* [Exercise task]: Count every line in the following entries where the word "peppers" appears. Give the count alone.

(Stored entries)
╭──
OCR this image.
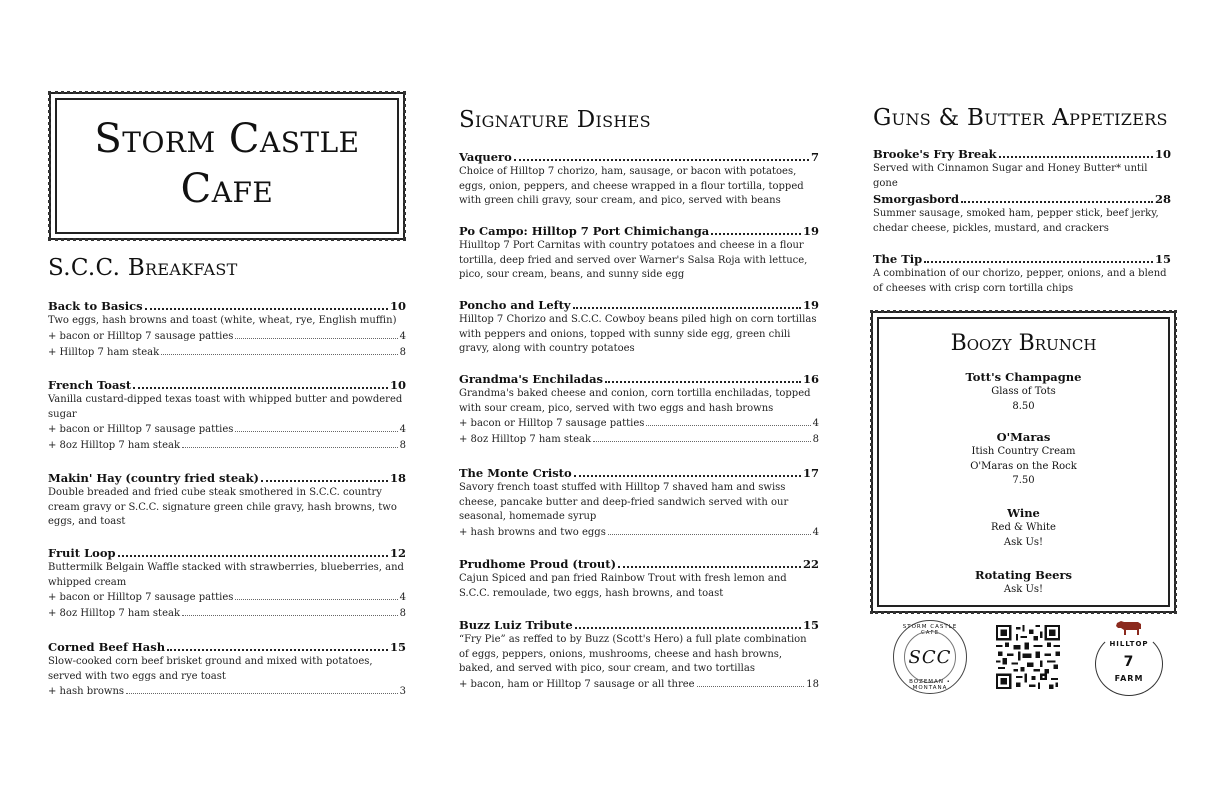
Storm Castle
Cafe
S.C.C. Breakfast
Back to Basics	10
Two eggs, hash browns and toast (white, wheat, rye, English muffin)
+ bacon or Hilltop 7 sausage patties	4
+ Hilltop 7 ham steak	8
French Toast	10
Vanilla custard-dipped texas toast with whipped butter and powdered sugar
+ bacon or Hilltop 7 sausage patties	4
+ 8oz Hilltop 7 ham steak	8
Makin' Hay (country fried steak)	18
Double breaded and fried cube steak smothered in S.C.C. country cream gravy or S.C.C. signature green chile gravy, hash browns, two eggs, and toast
Fruit Loop	12
Buttermilk Belgain Waffle stacked with strawberries, blueberries, and whipped cream
+ bacon or Hilltop 7 sausage patties	4
+ 8oz Hilltop 7 ham steak	8
Corned Beef Hash	15
Slow-cooked corn beef brisket ground and mixed with potatoes, served with two eggs and rye toast
+ hash browns	3
Signature Dishes
Vaquero	7
Choice of Hilltop 7 chorizo, ham, sausage, or bacon with potatoes, eggs, onion, peppers, and cheese wrapped in a flour tortilla, topped with green chili gravy, sour cream, and pico, served with beans
Po Campo: Hilltop 7 Port Chimichanga	19
Hiulltop 7 Port Carnitas with country potatoes and cheese in a flour tortilla, deep fried and served over Warner's Salsa Roja with lettuce, pico, sour cream, beans, and sunny side egg
Poncho and Lefty	19
Hilltop 7 Chorizo and S.C.C. Cowboy beans piled high on corn tortillas with peppers and onions, topped with sunny side egg, green chili gravy, along with country potatoes
Grandma's Enchiladas	16
Grandma's baked cheese and conion, corn tortilla enchiladas, topped with sour cream, pico, served with two eggs and hash browns
+ bacon or Hilltop 7 sausage patties	4
+ 8oz Hilltop 7 ham steak	8
The Monte Cristo	17
Savory french toast stuffed with Hilltop 7 shaved ham and swiss cheese, pancake butter and deep-fried sandwich served with our seasonal, homemade syrup
+ hash browns and two eggs	4
Prudhome Proud (trout)	22
Cajun Spiced and pan fried Rainbow Trout with fresh lemon and S.C.C. remoulade, two eggs, hash browns, and toast
Buzz Luiz Tribute	15
“Fry Pie” as reffed to by Buzz (Scott's Hero) a full plate combination of eggs, peppers, onions, mushrooms, cheese and hash browns, baked, and served with pico, sour cream, and two tortillas
+ bacon, ham or Hilltop 7 sausage or all three	18
Guns & Butter Appetizers
Brooke's Fry Break	10
Served with Cinnamon Sugar and Honey Butter* until gone
Smorgasbord	28
Summer sausage, smoked ham, pepper stick, beef jerky, chedar cheese, pickles, mustard, and crackers
The Tip	15
A combination of our chorizo, pepper, onions, and a blend of cheeses with crisp corn tortilla chips
Boozy Brunch
Tott's Champagne
Glass of Tots
8.50
O'Maras
Itish Country Cream
O'Maras on the Rock
7.50
Wine
Red & White
Ask Us!
Rotating Beers
Ask Us!
STORM CASTLE CAFE
SCC
BOZEMAN • MONTANA
HILLTOP
7
FARM
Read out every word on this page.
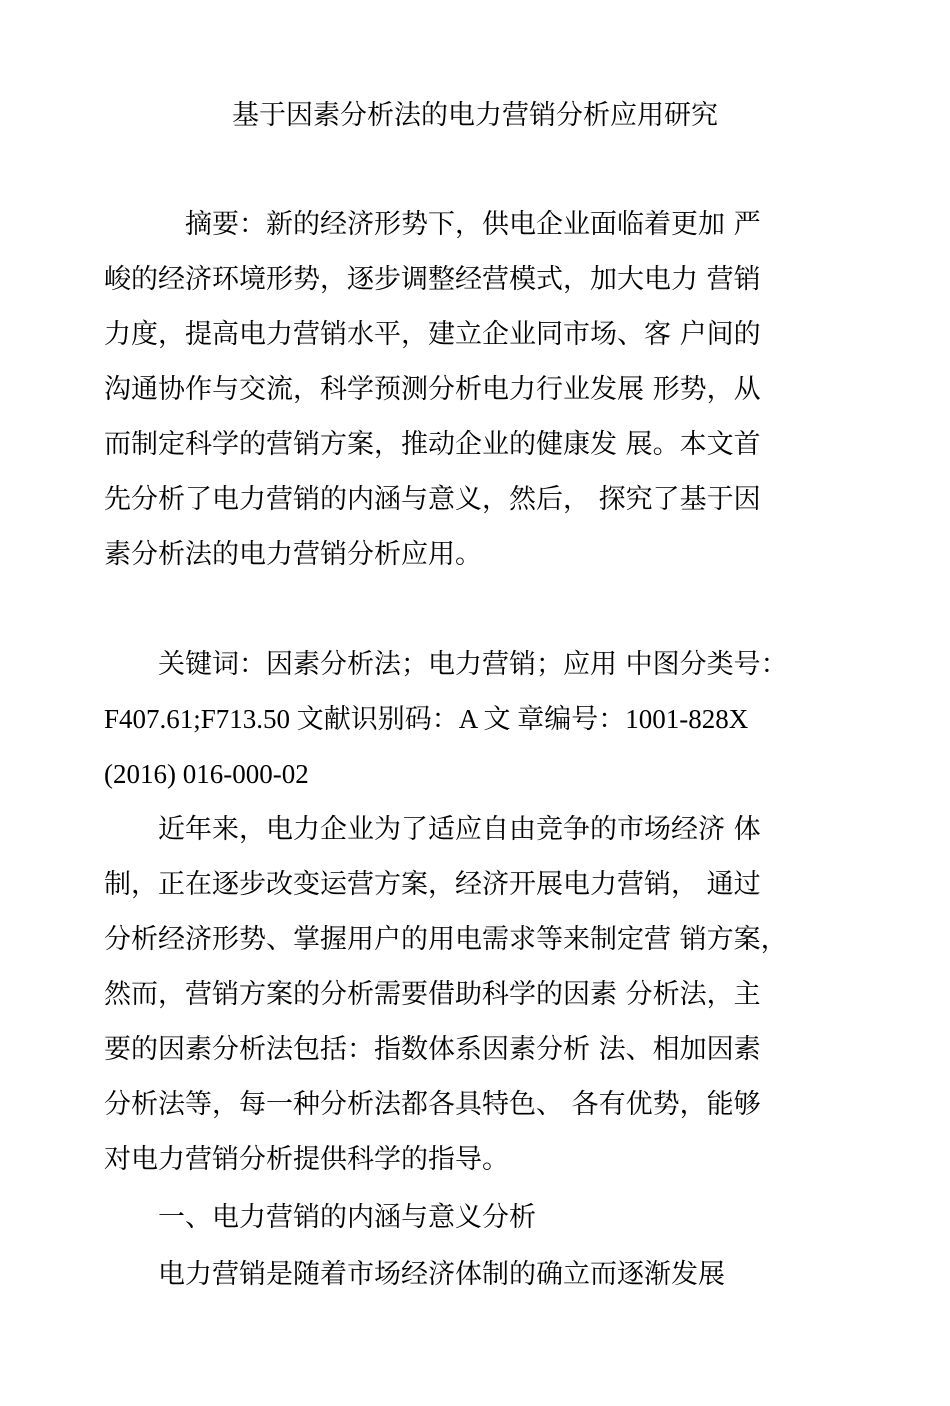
基于因素分析法的电力营销分析应用研究
　　　摘要：新的经济形势下，供电企业面临着更加 严
峻的经济环境形势，逐步调整经营模式，加大电力 营销
力度，提高电力营销水平，建立企业同市场、客 户间的
沟通协作与交流，科学预测分析电力行业发展 形势，从
而制定科学的营销方案，推动企业的健康发 展。本文首
先分析了电力营销的内涵与意义，然后， 探究了基于因
素分析法的电力营销分析应用。
　　关键词：因素分析法；电力营销；应用 中图分类号：
F407.61;F713.50 文献识别码：A 文 章编号：1001-828X
(2016) 016-000-02
　　近年来，电力企业为了适应自由竞争的市场经济 体
制，正在逐步改变运营方案，经济开展电力营销， 通过
分析经济形势、掌握用户的用电需求等来制定营 销方案，
然而，营销方案的分析需要借助科学的因素 分析法，主
要的因素分析法包括：指数体系因素分析 法、相加因素
分析法等，每一种分析法都各具特色、 各有优势，能够
对电力营销分析提供科学的指导。
　　一、电力营销的内涵与意义分析
　　电力营销是随着市场经济体制的确立而逐渐发展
╰──
* [Written answer]: 3